* START Records to process *

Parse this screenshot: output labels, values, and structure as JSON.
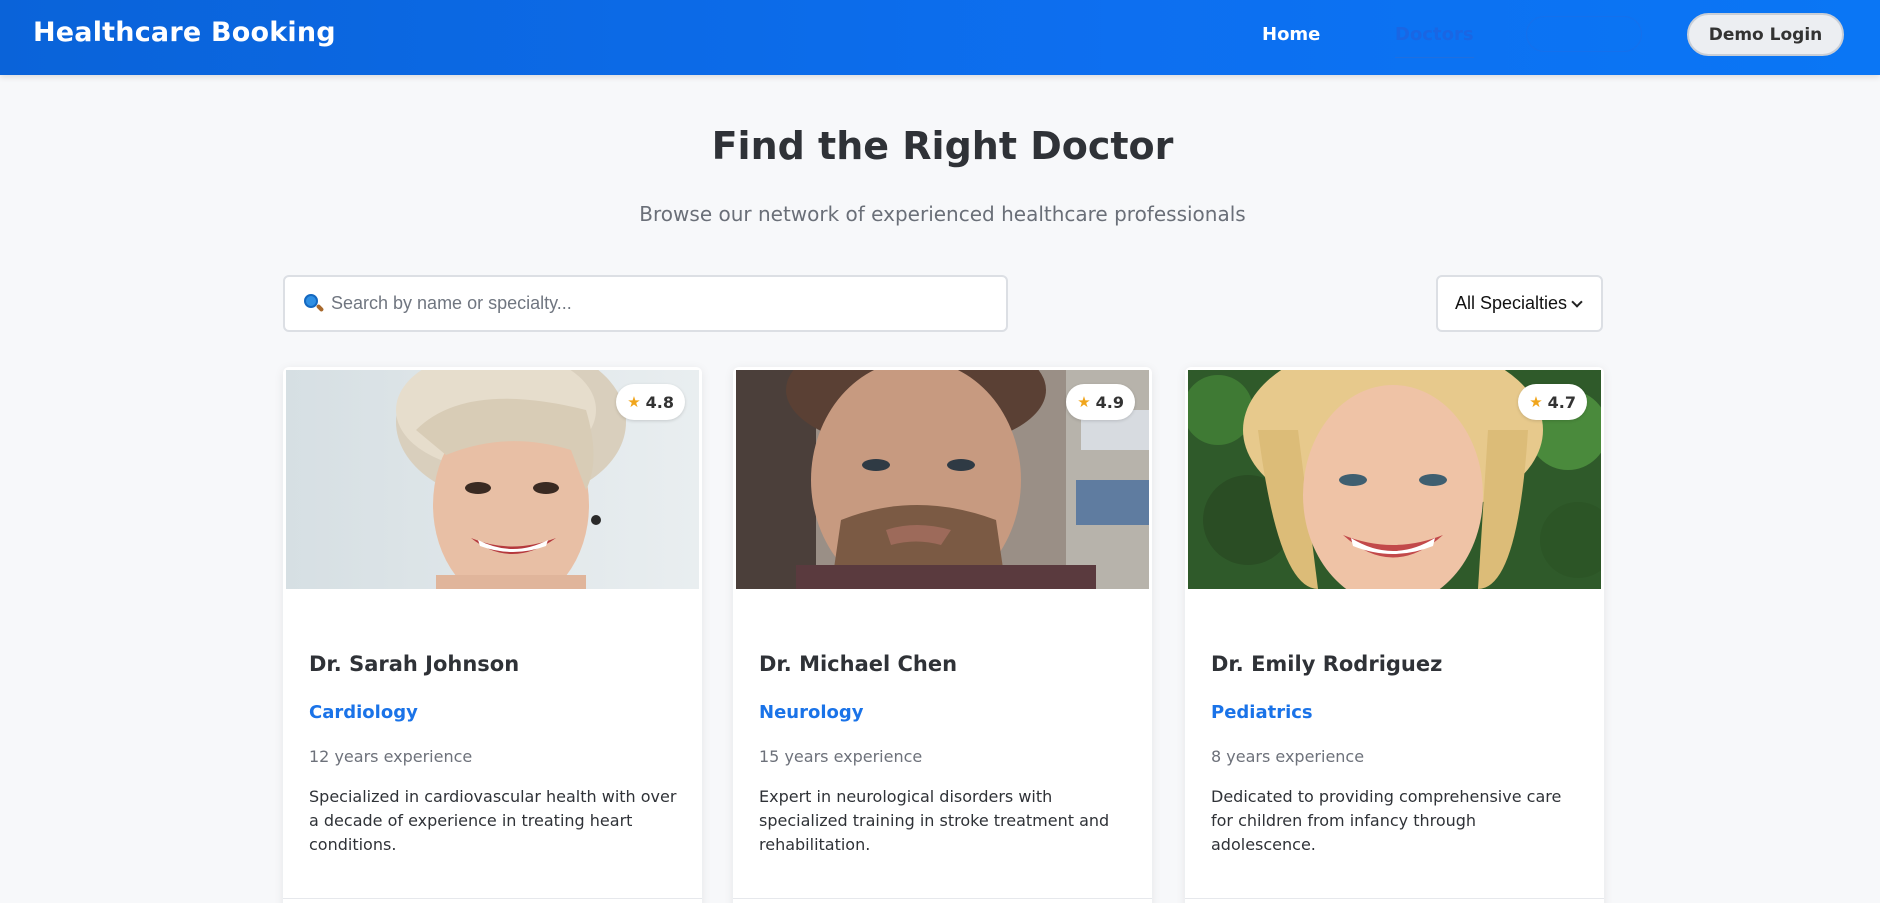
{
  "navbar": {
    "brand": "Healthcare Booking",
    "links": [
      "Home",
      "Doctors"
    ],
    "login_label": "Demo Login"
  },
  "hero": {
    "title": "Find the Right Doctor",
    "subtitle": "Browse our network of experienced healthcare professionals"
  },
  "search": {
    "icon": "magnifier-icon",
    "placeholder": "Search by name or specialty...",
    "value": ""
  },
  "filter": {
    "selected": "All Specialties"
  },
  "doctors": [
    {
      "name": "Dr. Sarah Johnson",
      "specialty": "Cardiology",
      "experience": "12 years experience",
      "rating": "4.8",
      "description": "Specialized in cardiovascular health with over a decade of experience in treating heart conditions."
    },
    {
      "name": "Dr. Michael Chen",
      "specialty": "Neurology",
      "experience": "15 years experience",
      "rating": "4.9",
      "description": "Expert in neurological disorders with specialized training in stroke treatment and rehabilitation."
    },
    {
      "name": "Dr. Emily Rodriguez",
      "specialty": "Pediatrics",
      "experience": "8 years experience",
      "rating": "4.7",
      "description": "Dedicated to providing comprehensive care for children from infancy through adolescence."
    }
  ],
  "colors": {
    "nav_gradient_start": "#0a63d9",
    "nav_gradient_end": "#0a76f5",
    "accent": "#1a73e8",
    "star": "#f0a51c",
    "page_background": "#f7f8fa"
  }
}
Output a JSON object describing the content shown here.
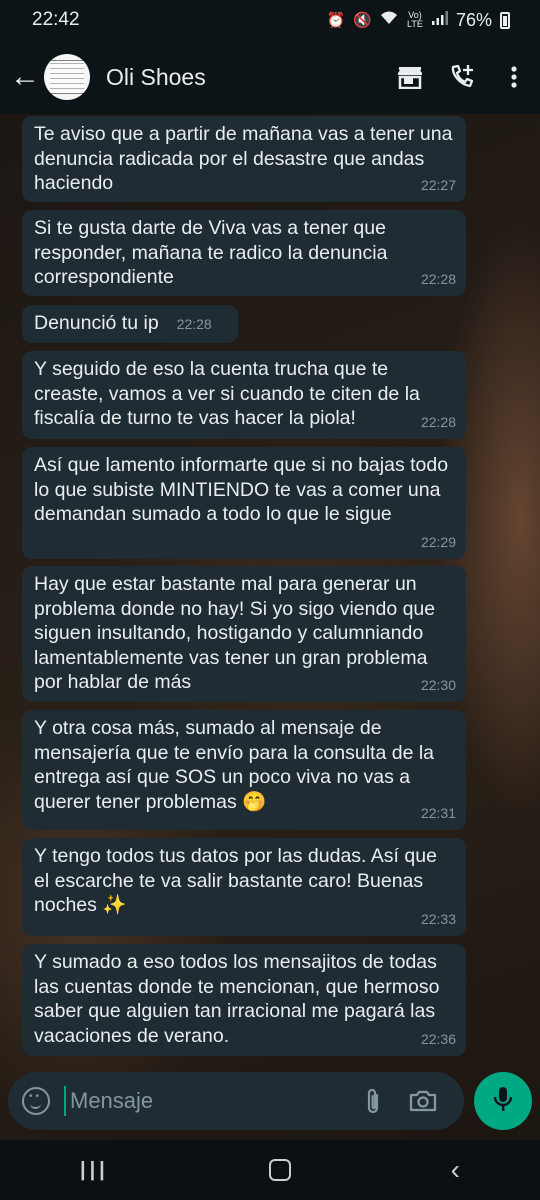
{
  "status_bar": {
    "time": "22:42",
    "network": "Vo) LTE",
    "battery": "76%"
  },
  "header": {
    "back_icon": "arrow-left-icon",
    "contact_name": "Oli Shoes",
    "icons": [
      "shop-icon",
      "add-call-icon",
      "more-vert-icon"
    ]
  },
  "messages": [
    {
      "text": "Te aviso que a partir de mañana vas a tener una denuncia radicada por el desastre que andas haciendo",
      "time": "22:27"
    },
    {
      "text": "Si te gusta darte de Viva vas a tener que responder, mañana te radico la denuncia correspondiente",
      "time": "22:28"
    },
    {
      "text": "Denunció tu ip",
      "time": "22:28"
    },
    {
      "text": "Y seguido de eso la cuenta trucha que te creaste, vamos a ver si cuando te citen de la fiscalía de turno te vas hacer la piola!",
      "time": "22:28"
    },
    {
      "text": "Así que lamento informarte que si no bajas todo lo que subiste MINTIENDO te vas a comer una demandan sumado a todo lo que le sigue",
      "time": "22:29"
    },
    {
      "text": "Hay que estar bastante mal para generar un problema donde no hay! Si yo sigo viendo que siguen insultando, hostigando y calumniando lamentablemente vas  tener un gran problema por hablar de más",
      "time": "22:30"
    },
    {
      "text": "Y otra cosa más, sumado al mensaje de mensajería que te envío para la consulta de la entrega así que  SOS un poco viva no vas a querer tener problemas 🤭",
      "time": "22:31"
    },
    {
      "text": "Y tengo todos tus datos por las dudas. Así que el escarche te va salir bastante caro! Buenas noches ✨",
      "time": "22:33"
    },
    {
      "text": "Y sumado a eso todos los mensajitos de todas las cuentas donde te mencionan, que hermoso saber que alguien tan irracional me pagará las vacaciones de verano.",
      "time": "22:36"
    }
  ],
  "composer": {
    "placeholder": "Mensaje",
    "icons": [
      "emoji-icon",
      "attach-icon",
      "camera-icon",
      "mic-icon"
    ]
  },
  "colors": {
    "bubble": "#1f2c34",
    "accent": "#00a884",
    "timestamp": "#8696a0"
  }
}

* END Records to process *

* [Request]
Copy verbatim the span that opens at the line with "Output a JSON" and closes at the final line of the listing. Do not carry over any pictures.

* [Exercise result]
Output a JSON object describing the content shown here.
{
  "status_bar": {
    "time": "22:42",
    "network": "Vo) LTE",
    "battery": "76%"
  },
  "header": {
    "back_icon": "arrow-left-icon",
    "contact_name": "Oli Shoes",
    "icons": [
      "shop-icon",
      "add-call-icon",
      "more-vert-icon"
    ]
  },
  "messages": [
    {
      "text": "Te aviso que a partir de mañana vas a tener una denuncia radicada por el desastre que andas haciendo",
      "time": "22:27"
    },
    {
      "text": "Si te gusta darte de Viva vas a tener que responder, mañana te radico la denuncia correspondiente",
      "time": "22:28"
    },
    {
      "text": "Denunció tu ip",
      "time": "22:28"
    },
    {
      "text": "Y seguido de eso la cuenta trucha que te creaste, vamos a ver si cuando te citen de la fiscalía de turno te vas hacer la piola!",
      "time": "22:28"
    },
    {
      "text": "Así que lamento informarte que si no bajas todo lo que subiste MINTIENDO te vas a comer una demandan sumado a todo lo que le sigue",
      "time": "22:29"
    },
    {
      "text": "Hay que estar bastante mal para generar un problema donde no hay! Si yo sigo viendo que siguen insultando, hostigando y calumniando lamentablemente vas  tener un gran problema por hablar de más",
      "time": "22:30"
    },
    {
      "text": "Y otra cosa más, sumado al mensaje de mensajería que te envío para la consulta de la entrega así que  SOS un poco viva no vas a querer tener problemas 🤭",
      "time": "22:31"
    },
    {
      "text": "Y tengo todos tus datos por las dudas. Así que el escarche te va salir bastante caro! Buenas noches ✨",
      "time": "22:33"
    },
    {
      "text": "Y sumado a eso todos los mensajitos de todas las cuentas donde te mencionan, que hermoso saber que alguien tan irracional me pagará las vacaciones de verano.",
      "time": "22:36"
    }
  ],
  "composer": {
    "placeholder": "Mensaje",
    "icons": [
      "emoji-icon",
      "attach-icon",
      "camera-icon",
      "mic-icon"
    ]
  },
  "colors": {
    "bubble": "#1f2c34",
    "accent": "#00a884",
    "timestamp": "#8696a0"
  }
}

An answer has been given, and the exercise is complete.